● **Saved entries**:
-- start --

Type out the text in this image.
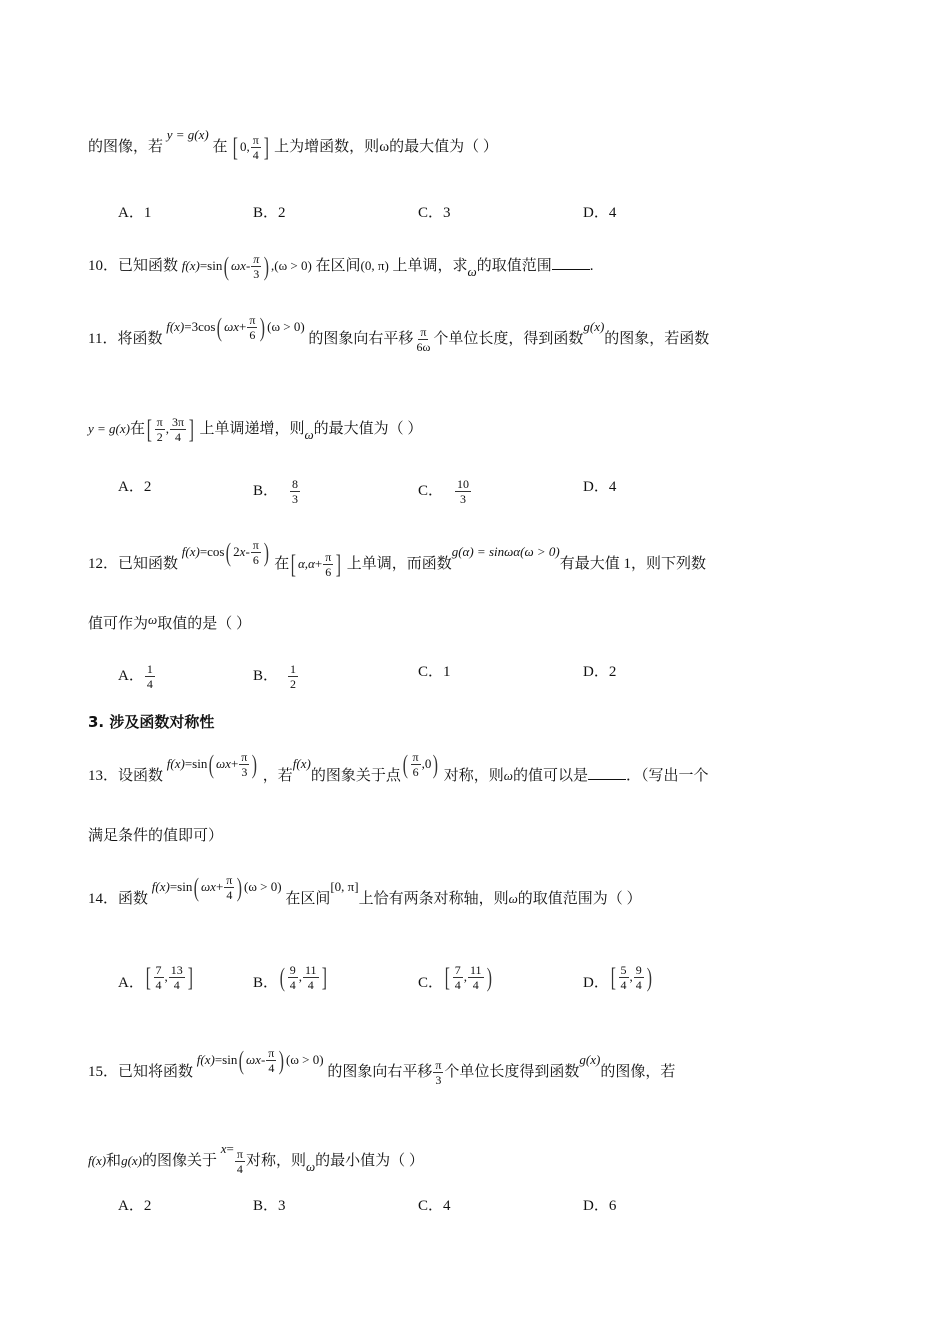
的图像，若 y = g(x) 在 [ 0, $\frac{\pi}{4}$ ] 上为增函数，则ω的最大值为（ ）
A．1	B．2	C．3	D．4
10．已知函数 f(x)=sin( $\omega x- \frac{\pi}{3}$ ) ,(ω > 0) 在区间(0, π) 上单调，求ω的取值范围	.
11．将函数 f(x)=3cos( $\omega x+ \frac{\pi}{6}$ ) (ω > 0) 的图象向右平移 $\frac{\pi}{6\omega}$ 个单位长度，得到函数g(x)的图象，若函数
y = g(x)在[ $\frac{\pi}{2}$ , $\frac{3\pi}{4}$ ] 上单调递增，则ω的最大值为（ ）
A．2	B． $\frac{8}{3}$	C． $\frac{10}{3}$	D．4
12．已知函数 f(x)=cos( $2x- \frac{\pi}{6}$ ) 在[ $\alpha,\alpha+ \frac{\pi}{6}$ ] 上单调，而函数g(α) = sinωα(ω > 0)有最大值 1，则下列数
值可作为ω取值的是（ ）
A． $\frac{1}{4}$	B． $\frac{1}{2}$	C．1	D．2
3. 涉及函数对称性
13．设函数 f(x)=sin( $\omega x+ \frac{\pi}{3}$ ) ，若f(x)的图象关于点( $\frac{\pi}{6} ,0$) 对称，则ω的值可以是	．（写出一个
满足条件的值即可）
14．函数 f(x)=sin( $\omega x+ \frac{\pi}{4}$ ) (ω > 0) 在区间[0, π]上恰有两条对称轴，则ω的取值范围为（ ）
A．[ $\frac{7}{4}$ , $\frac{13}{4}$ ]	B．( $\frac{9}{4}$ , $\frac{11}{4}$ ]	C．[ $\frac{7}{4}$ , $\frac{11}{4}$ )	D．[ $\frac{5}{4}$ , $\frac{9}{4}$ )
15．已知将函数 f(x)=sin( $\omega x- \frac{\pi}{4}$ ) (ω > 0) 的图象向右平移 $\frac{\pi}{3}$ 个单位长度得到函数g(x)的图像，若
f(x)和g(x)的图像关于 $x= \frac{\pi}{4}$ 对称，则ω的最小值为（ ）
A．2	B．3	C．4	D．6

-- end --

● **Exercise prompt**:
Without the pictures, transcribe the listing above exactly.

● **Solution**:
Type out the text in this image.
的图像，若 y = g(x) 在 [ 0, $\frac{\pi}{4}$ ] 上为增函数，则ω的最大值为（ ）
A．1	B．2	C．3	D．4
10．已知函数 f(x)=sin( $\omega x- \frac{\pi}{3}$ ) ,(ω > 0) 在区间(0, π) 上单调，求ω的取值范围	.
11．将函数 f(x)=3cos( $\omega x+ \frac{\pi}{6}$ ) (ω > 0) 的图象向右平移 $\frac{\pi}{6\omega}$ 个单位长度，得到函数g(x)的图象，若函数
y = g(x)在[ $\frac{\pi}{2}$ , $\frac{3\pi}{4}$ ] 上单调递增，则ω的最大值为（ ）
A．2	B． $\frac{8}{3}$	C． $\frac{10}{3}$	D．4
12．已知函数 f(x)=cos( $2x- \frac{\pi}{6}$ ) 在[ $\alpha,\alpha+ \frac{\pi}{6}$ ] 上单调，而函数g(α) = sinωα(ω > 0)有最大值 1，则下列数
值可作为ω取值的是（ ）
A． $\frac{1}{4}$	B． $\frac{1}{2}$	C．1	D．2
3. 涉及函数对称性
13．设函数 f(x)=sin( $\omega x+ \frac{\pi}{3}$ ) ，若f(x)的图象关于点( $\frac{\pi}{6} ,0$) 对称，则ω的值可以是	．（写出一个
满足条件的值即可）
14．函数 f(x)=sin( $\omega x+ \frac{\pi}{4}$ ) (ω > 0) 在区间[0, π]上恰有两条对称轴，则ω的取值范围为（ ）
A．[ $\frac{7}{4}$ , $\frac{13}{4}$ ]	B．( $\frac{9}{4}$ , $\frac{11}{4}$ ]	C．[ $\frac{7}{4}$ , $\frac{11}{4}$ )	D．[ $\frac{5}{4}$ , $\frac{9}{4}$ )
15．已知将函数 f(x)=sin( $\omega x- \frac{\pi}{4}$ ) (ω > 0) 的图象向右平移 $\frac{\pi}{3}$ 个单位长度得到函数g(x)的图像，若
f(x)和g(x)的图像关于 $x= \frac{\pi}{4}$ 对称，则ω的最小值为（ ）
A．2	B．3	C．4	D．6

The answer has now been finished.